* begin *

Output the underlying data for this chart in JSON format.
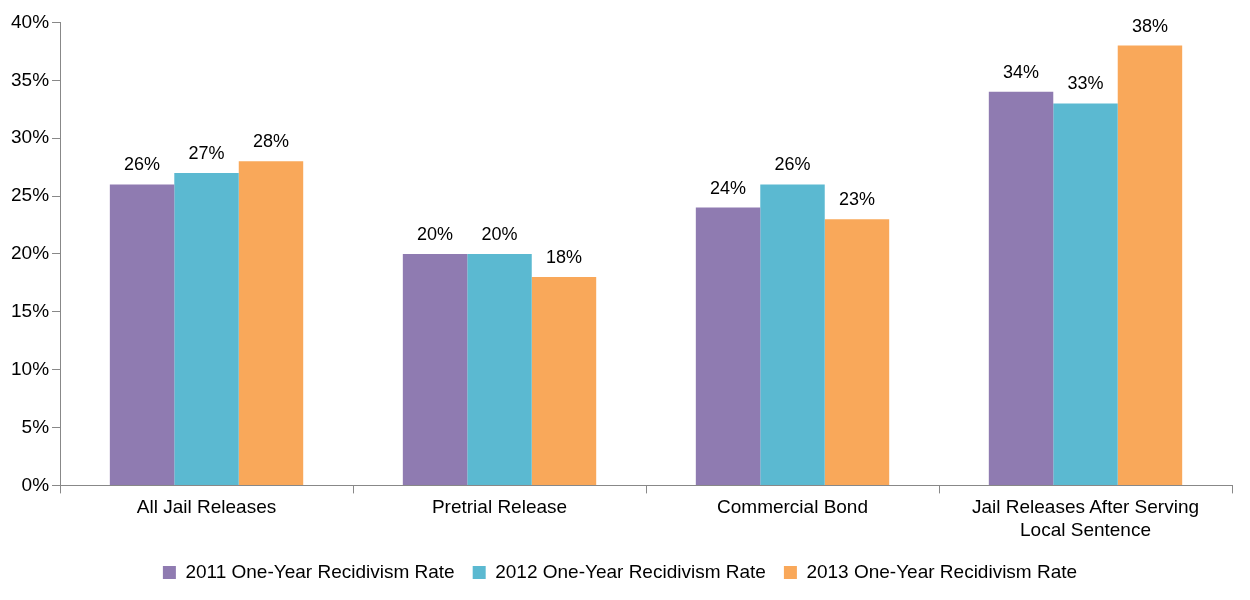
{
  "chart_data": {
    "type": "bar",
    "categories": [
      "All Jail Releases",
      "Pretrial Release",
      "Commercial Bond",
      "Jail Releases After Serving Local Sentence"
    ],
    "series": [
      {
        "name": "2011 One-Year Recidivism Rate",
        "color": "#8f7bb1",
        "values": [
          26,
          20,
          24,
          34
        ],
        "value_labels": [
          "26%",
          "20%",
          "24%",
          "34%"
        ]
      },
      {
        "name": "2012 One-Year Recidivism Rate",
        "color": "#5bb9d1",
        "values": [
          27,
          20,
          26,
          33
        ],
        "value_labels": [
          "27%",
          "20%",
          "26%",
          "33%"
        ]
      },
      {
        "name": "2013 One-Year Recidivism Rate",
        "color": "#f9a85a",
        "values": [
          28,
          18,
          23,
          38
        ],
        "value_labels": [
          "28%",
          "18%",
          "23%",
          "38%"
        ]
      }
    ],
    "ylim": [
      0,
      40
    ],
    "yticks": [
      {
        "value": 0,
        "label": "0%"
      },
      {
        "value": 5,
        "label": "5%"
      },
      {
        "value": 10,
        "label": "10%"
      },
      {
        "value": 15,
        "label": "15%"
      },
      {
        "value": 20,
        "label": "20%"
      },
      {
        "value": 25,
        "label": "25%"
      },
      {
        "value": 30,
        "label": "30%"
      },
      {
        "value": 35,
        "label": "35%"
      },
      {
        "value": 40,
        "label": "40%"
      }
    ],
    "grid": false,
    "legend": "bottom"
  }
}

* end *

Write the entries above out again exactly, but not the pictures.

Output the underlying data for this chart in JSON format.
{
  "chart_data": {
    "type": "bar",
    "categories": [
      "All Jail Releases",
      "Pretrial Release",
      "Commercial Bond",
      "Jail Releases After Serving Local Sentence"
    ],
    "series": [
      {
        "name": "2011 One-Year Recidivism Rate",
        "color": "#8f7bb1",
        "values": [
          26,
          20,
          24,
          34
        ],
        "value_labels": [
          "26%",
          "20%",
          "24%",
          "34%"
        ]
      },
      {
        "name": "2012 One-Year Recidivism Rate",
        "color": "#5bb9d1",
        "values": [
          27,
          20,
          26,
          33
        ],
        "value_labels": [
          "27%",
          "20%",
          "26%",
          "33%"
        ]
      },
      {
        "name": "2013 One-Year Recidivism Rate",
        "color": "#f9a85a",
        "values": [
          28,
          18,
          23,
          38
        ],
        "value_labels": [
          "28%",
          "18%",
          "23%",
          "38%"
        ]
      }
    ],
    "ylim": [
      0,
      40
    ],
    "yticks": [
      {
        "value": 0,
        "label": "0%"
      },
      {
        "value": 5,
        "label": "5%"
      },
      {
        "value": 10,
        "label": "10%"
      },
      {
        "value": 15,
        "label": "15%"
      },
      {
        "value": 20,
        "label": "20%"
      },
      {
        "value": 25,
        "label": "25%"
      },
      {
        "value": 30,
        "label": "30%"
      },
      {
        "value": 35,
        "label": "35%"
      },
      {
        "value": 40,
        "label": "40%"
      }
    ],
    "grid": false,
    "legend": "bottom"
  }
}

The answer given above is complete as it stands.